(Saved data entries)
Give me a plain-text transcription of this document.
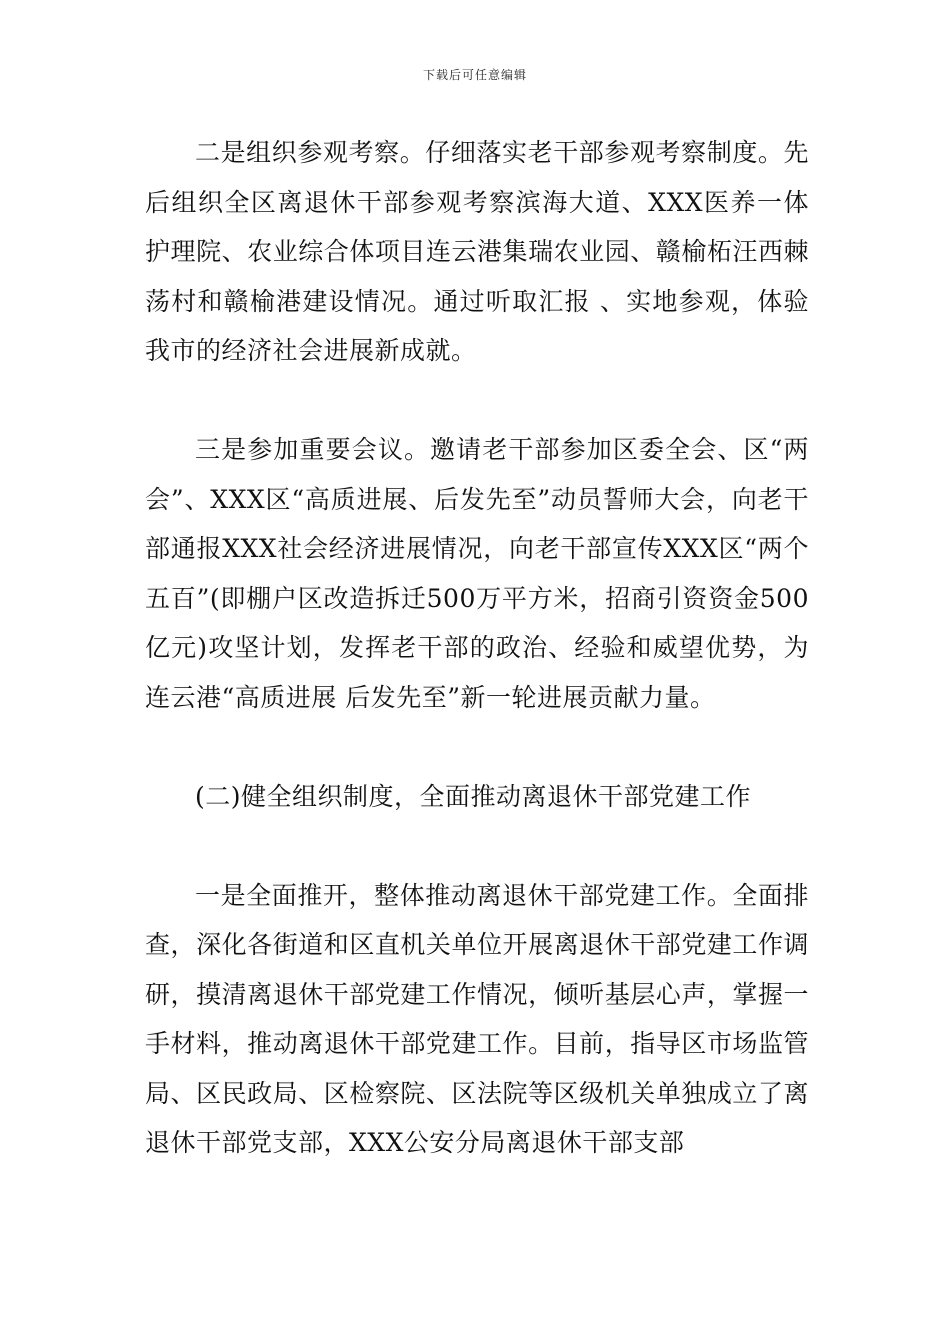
下载后可任意编辑

二是组织参观考察。仔细落实老干部参观考察制度。先后组织全区离退休干部参观考察滨海大道、XXX医养一体护理院、农业综合体项目连云港集瑞农业园、赣榆柘汪西棘荡村和赣榆港建设情况。通过听取汇报 、实地参观，体验我市的经济社会进展新成就。

三是参加重要会议。邀请老干部参加区委全会、区“两会”、XXX区“高质进展、后发先至”动员誓师大会，向老干部通报XXX社会经济进展情况，向老干部宣传XXX区“两个五百”(即棚户区改造拆迁500万平方米，招商引资资金500亿元)攻坚计划，发挥老干部的政治、经验和威望优势，为连云港“高质进展 后发先至”新一轮进展贡献力量。

(二)健全组织制度，全面推动离退休干部党建工作

一是全面推开，整体推动离退休干部党建工作。全面排查，深化各街道和区直机关单位开展离退休干部党建工作调研，摸清离退休干部党建工作情况，倾听基层心声，掌握一手材料，推动离退休干部党建工作。目前，指导区市场监管局、区民政局、区检察院、区法院等区级机关单独成立了离退休干部党支部，XXX公安分局离退休干部支部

▶ **Given problem**
Print the records above exactly as they stand, but leave out the pictures.

▶ **Written response**
Give me a plain-text transcription of this document.
下载后可任意编辑

二是组织参观考察。仔细落实老干部参观考察制度。先后组织全区离退休干部参观考察滨海大道、XXX医养一体护理院、农业综合体项目连云港集瑞农业园、赣榆柘汪西棘荡村和赣榆港建设情况。通过听取汇报 、实地参观，体验我市的经济社会进展新成就。

三是参加重要会议。邀请老干部参加区委全会、区“两会”、XXX区“高质进展、后发先至”动员誓师大会，向老干部通报XXX社会经济进展情况，向老干部宣传XXX区“两个五百”(即棚户区改造拆迁500万平方米，招商引资资金500亿元)攻坚计划，发挥老干部的政治、经验和威望优势，为连云港“高质进展 后发先至”新一轮进展贡献力量。

(二)健全组织制度，全面推动离退休干部党建工作

一是全面推开，整体推动离退休干部党建工作。全面排查，深化各街道和区直机关单位开展离退休干部党建工作调研，摸清离退休干部党建工作情况，倾听基层心声，掌握一手材料，推动离退休干部党建工作。目前，指导区市场监管局、区民政局、区检察院、区法院等区级机关单独成立了离退休干部党支部，XXX公安分局离退休干部支部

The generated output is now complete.